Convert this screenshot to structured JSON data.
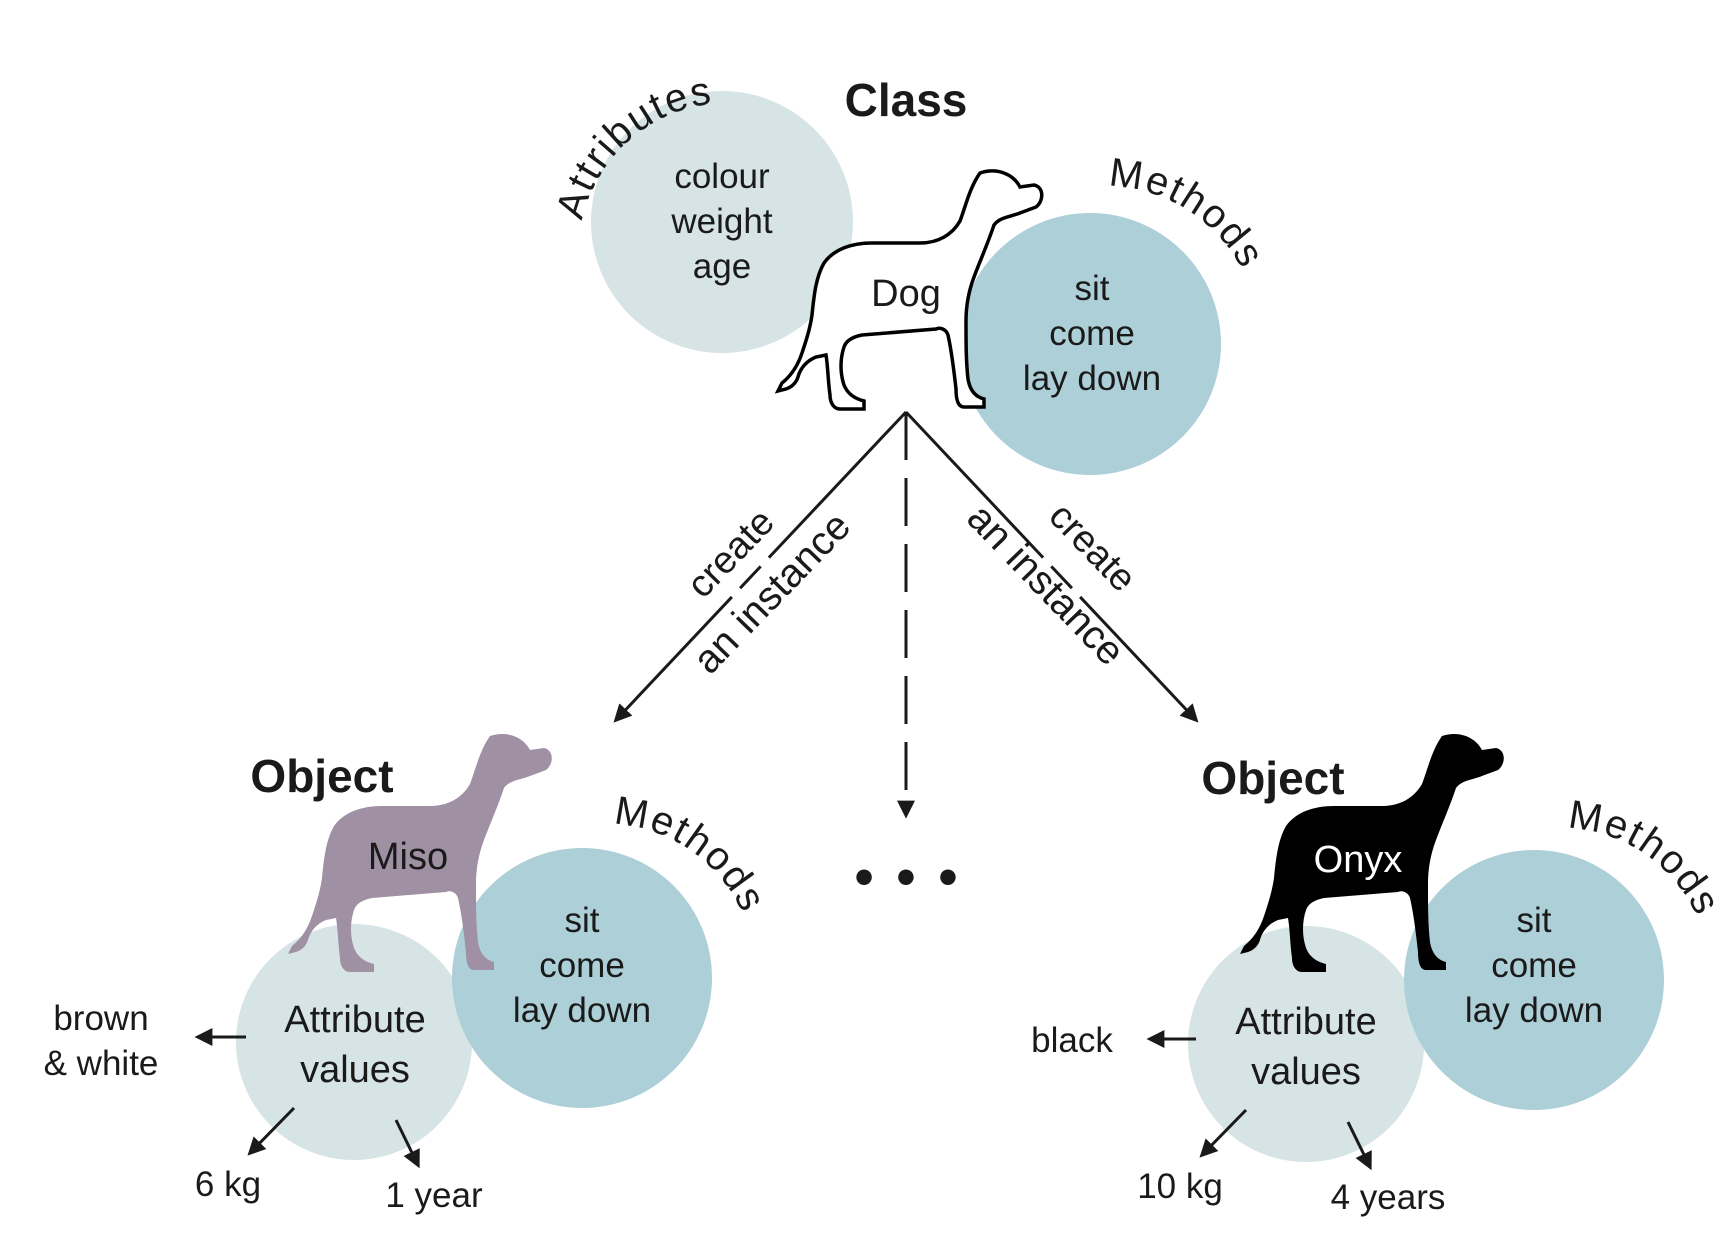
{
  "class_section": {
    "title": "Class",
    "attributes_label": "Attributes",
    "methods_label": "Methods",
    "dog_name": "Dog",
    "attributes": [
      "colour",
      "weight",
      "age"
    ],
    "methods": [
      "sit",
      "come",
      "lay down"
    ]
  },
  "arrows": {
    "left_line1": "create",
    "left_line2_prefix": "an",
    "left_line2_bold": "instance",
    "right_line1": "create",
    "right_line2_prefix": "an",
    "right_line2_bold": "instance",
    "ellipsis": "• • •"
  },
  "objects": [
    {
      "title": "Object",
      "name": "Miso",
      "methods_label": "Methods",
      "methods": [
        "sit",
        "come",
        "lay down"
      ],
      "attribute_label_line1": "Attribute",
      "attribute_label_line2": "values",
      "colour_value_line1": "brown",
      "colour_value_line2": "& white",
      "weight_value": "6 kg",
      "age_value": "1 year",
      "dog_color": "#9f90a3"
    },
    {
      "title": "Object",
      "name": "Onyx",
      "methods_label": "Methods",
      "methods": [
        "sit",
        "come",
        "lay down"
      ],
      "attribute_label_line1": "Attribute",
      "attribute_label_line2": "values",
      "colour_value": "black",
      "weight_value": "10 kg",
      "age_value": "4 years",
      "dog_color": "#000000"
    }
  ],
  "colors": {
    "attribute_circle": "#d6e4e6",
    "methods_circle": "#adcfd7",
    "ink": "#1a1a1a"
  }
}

---

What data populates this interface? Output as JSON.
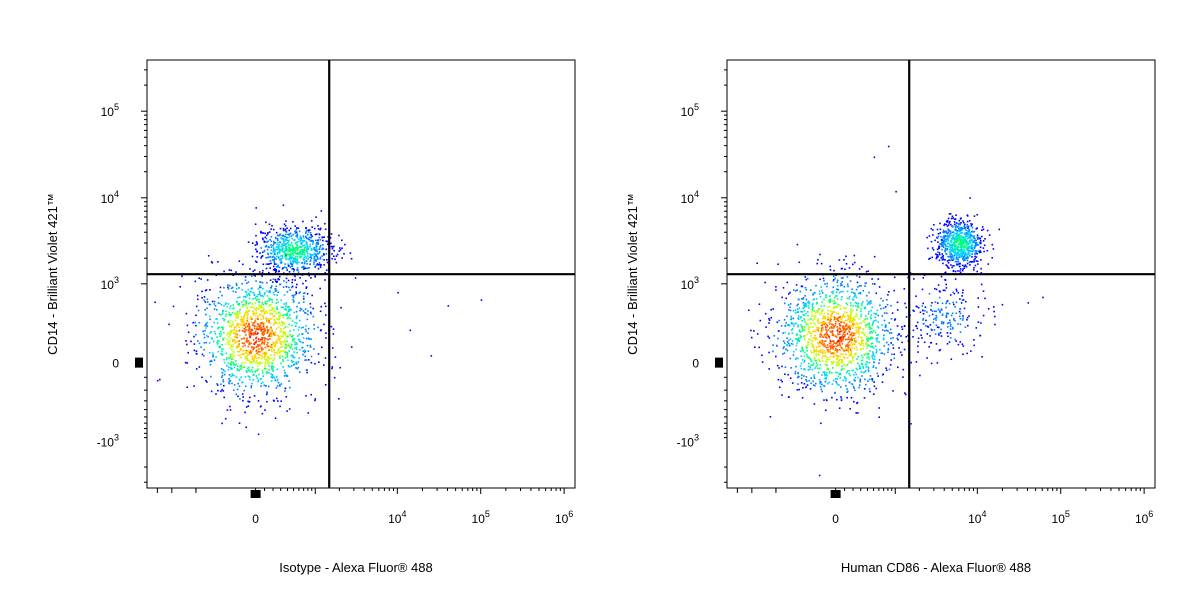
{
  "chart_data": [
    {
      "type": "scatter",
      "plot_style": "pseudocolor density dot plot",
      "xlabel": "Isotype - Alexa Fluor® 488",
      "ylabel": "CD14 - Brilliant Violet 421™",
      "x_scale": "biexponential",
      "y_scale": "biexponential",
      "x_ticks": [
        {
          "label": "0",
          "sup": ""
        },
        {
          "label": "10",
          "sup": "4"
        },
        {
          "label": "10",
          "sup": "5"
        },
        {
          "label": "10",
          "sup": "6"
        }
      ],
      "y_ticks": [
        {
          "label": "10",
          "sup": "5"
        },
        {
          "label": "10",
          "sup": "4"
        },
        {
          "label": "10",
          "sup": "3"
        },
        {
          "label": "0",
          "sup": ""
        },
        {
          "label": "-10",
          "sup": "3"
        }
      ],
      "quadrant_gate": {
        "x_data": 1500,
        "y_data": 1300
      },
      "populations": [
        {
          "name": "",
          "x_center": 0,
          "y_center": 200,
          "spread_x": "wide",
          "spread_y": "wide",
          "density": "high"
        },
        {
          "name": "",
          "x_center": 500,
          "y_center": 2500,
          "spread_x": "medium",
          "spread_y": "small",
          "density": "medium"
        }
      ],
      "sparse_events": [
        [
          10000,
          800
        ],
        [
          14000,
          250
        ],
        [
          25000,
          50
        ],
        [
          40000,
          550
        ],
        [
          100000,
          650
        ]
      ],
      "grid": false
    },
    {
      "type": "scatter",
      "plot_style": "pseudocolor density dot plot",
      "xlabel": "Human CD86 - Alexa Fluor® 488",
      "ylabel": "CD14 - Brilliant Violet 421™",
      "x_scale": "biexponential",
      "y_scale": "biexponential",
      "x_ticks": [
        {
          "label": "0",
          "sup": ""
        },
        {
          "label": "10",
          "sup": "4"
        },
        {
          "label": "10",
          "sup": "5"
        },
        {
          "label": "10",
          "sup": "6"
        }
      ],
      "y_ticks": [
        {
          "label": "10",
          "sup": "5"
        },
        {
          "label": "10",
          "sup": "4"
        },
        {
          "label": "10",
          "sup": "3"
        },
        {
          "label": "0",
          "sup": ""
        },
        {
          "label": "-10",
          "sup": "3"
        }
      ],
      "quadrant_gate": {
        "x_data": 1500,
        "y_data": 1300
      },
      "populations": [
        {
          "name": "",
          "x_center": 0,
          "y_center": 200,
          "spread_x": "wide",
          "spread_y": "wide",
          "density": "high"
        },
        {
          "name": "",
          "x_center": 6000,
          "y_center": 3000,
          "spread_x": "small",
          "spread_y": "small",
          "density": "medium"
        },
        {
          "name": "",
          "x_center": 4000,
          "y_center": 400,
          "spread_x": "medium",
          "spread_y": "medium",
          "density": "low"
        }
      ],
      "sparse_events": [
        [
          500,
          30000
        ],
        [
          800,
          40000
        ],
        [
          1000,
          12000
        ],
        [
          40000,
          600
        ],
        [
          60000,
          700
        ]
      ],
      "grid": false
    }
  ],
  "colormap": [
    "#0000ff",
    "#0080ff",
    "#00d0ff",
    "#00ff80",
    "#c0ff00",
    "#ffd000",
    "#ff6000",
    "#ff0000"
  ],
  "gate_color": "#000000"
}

> _WORK TO COMPLETE_: Return each line of the listing that holds the string "JSON".

> _THE OUTPUT_:
Convert this screenshot to structured JSON data.
What data populates this interface? Output as JSON.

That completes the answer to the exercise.